Records to process
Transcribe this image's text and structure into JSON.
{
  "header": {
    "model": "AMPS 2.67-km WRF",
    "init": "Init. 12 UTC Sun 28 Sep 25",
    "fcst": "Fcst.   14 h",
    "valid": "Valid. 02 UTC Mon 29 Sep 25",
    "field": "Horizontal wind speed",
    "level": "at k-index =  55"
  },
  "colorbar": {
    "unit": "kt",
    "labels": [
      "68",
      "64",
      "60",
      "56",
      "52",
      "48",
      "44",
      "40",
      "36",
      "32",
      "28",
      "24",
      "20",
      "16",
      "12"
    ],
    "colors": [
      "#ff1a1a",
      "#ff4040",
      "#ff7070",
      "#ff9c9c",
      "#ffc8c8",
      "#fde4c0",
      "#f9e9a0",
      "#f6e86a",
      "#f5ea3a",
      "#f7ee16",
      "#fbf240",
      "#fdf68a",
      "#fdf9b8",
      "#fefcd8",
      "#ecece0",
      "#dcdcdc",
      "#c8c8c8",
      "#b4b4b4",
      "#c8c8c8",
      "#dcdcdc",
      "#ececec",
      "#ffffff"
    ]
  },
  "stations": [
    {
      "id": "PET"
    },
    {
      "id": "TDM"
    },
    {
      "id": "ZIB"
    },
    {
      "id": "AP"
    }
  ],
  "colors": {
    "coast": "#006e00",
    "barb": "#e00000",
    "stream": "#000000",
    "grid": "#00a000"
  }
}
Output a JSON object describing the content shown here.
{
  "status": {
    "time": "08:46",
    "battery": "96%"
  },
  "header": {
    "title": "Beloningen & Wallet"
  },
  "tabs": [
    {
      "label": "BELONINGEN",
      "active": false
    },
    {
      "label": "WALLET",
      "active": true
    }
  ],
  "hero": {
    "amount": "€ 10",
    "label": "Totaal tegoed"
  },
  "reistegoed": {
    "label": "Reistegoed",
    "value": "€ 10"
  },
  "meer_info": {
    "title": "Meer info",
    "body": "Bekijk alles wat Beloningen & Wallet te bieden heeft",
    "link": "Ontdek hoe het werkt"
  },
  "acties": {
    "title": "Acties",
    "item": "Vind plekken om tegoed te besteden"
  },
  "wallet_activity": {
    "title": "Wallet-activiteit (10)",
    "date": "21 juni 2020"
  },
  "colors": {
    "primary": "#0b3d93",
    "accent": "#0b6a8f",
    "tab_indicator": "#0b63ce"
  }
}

Directive
Output each record exactly, leaving nothing out.

Solution for this problem
Transcribe this image's text and structure into JSON.
{
  "header": {
    "model": "AMPS 2.67-km WRF",
    "init": "Init. 12 UTC Sun 28 Sep 25",
    "fcst": "Fcst.   14 h",
    "valid": "Valid. 02 UTC Mon 29 Sep 25",
    "field": "Horizontal wind speed",
    "level": "at k-index =  55"
  },
  "colorbar": {
    "unit": "kt",
    "labels": [
      "68",
      "64",
      "60",
      "56",
      "52",
      "48",
      "44",
      "40",
      "36",
      "32",
      "28",
      "24",
      "20",
      "16",
      "12"
    ],
    "colors": [
      "#ff1a1a",
      "#ff4040",
      "#ff7070",
      "#ff9c9c",
      "#ffc8c8",
      "#fde4c0",
      "#f9e9a0",
      "#f6e86a",
      "#f5ea3a",
      "#f7ee16",
      "#fbf240",
      "#fdf68a",
      "#fdf9b8",
      "#fefcd8",
      "#ecece0",
      "#dcdcdc",
      "#c8c8c8",
      "#b4b4b4",
      "#c8c8c8",
      "#dcdcdc",
      "#ececec",
      "#ffffff"
    ]
  },
  "stations": [
    {
      "id": "PET"
    },
    {
      "id": "TDM"
    },
    {
      "id": "ZIB"
    },
    {
      "id": "AP"
    }
  ],
  "colors": {
    "coast": "#006e00",
    "barb": "#e00000",
    "stream": "#000000",
    "grid": "#00a000"
  }
}
Output a JSON object describing the content shown here.
{
  "status": {
    "time": "08:46",
    "battery": "96%"
  },
  "header": {
    "title": "Beloningen & Wallet"
  },
  "tabs": [
    {
      "label": "BELONINGEN",
      "active": false
    },
    {
      "label": "WALLET",
      "active": true
    }
  ],
  "hero": {
    "amount": "€ 10",
    "label": "Totaal tegoed"
  },
  "reistegoed": {
    "label": "Reistegoed",
    "value": "€ 10"
  },
  "meer_info": {
    "title": "Meer info",
    "body": "Bekijk alles wat Beloningen & Wallet te bieden heeft",
    "link": "Ontdek hoe het werkt"
  },
  "acties": {
    "title": "Acties",
    "item": "Vind plekken om tegoed te besteden"
  },
  "wallet_activity": {
    "title": "Wallet-activiteit (10)",
    "date": "21 juni 2020"
  },
  "colors": {
    "primary": "#0b3d93",
    "accent": "#0b6a8f",
    "tab_indicator": "#0b63ce"
  }
}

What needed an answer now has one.